*What the exercise asks:*
Repeat each line of the material below exactly as it appears, minus any pictures.

*Dataset:*
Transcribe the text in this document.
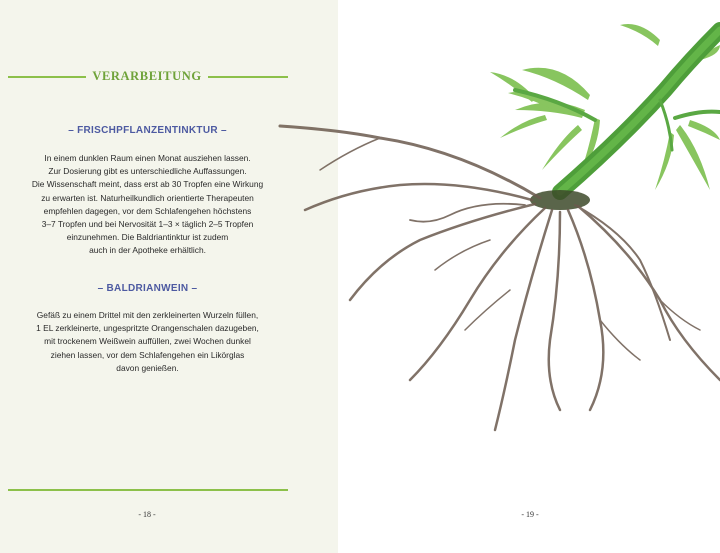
VERARBEITUNG
– FRISCHPFLANZENTINKTUR –
In einem dunklen Raum einen Monat ausziehen lassen.
Zur Dosierung gibt es unterschiedliche Auffassungen.
Die Wissenschaft meint, dass erst ab 30 Tropfen eine Wirkung
zu erwarten ist. Naturheilkundlich orientierte Therapeuten
empfehlen dagegen, vor dem Schlafengehen höchstens
3–7 Tropfen und bei Nervosität 1–3 × täglich 2–5 Tropfen
einzunehmen. Die Baldriantinktur ist zudem
auch in der Apotheke erhältlich.
– BALDRIANWEIN –
Gefäß zu einem Drittel mit den zerkleinerten Wurzeln füllen,
1 EL zerkleinerte, ungespritzte Orangenschalen dazugeben,
mit trockenem Weißwein auffüllen, zwei Wochen dunkel
ziehen lassen, vor dem Schlafengehen ein Likörglas
davon genießen.
- 18 -	- 19 -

*Solution for this exercise:*
Transcribe the text in this document.
VERARBEITUNG
– FRISCHPFLANZENTINKTUR –
In einem dunklen Raum einen Monat ausziehen lassen.
Zur Dosierung gibt es unterschiedliche Auffassungen.
Die Wissenschaft meint, dass erst ab 30 Tropfen eine Wirkung
zu erwarten ist. Naturheilkundlich orientierte Therapeuten
empfehlen dagegen, vor dem Schlafengehen höchstens
3–7 Tropfen und bei Nervosität 1–3 × täglich 2–5 Tropfen
einzunehmen. Die Baldriantinktur ist zudem
auch in der Apotheke erhältlich.
– BALDRIANWEIN –
Gefäß zu einem Drittel mit den zerkleinerten Wurzeln füllen,
1 EL zerkleinerte, ungespritzte Orangenschalen dazugeben,
mit trockenem Weißwein auffüllen, zwei Wochen dunkel
ziehen lassen, vor dem Schlafengehen ein Likörglas
davon genießen.
- 18 -	- 19 -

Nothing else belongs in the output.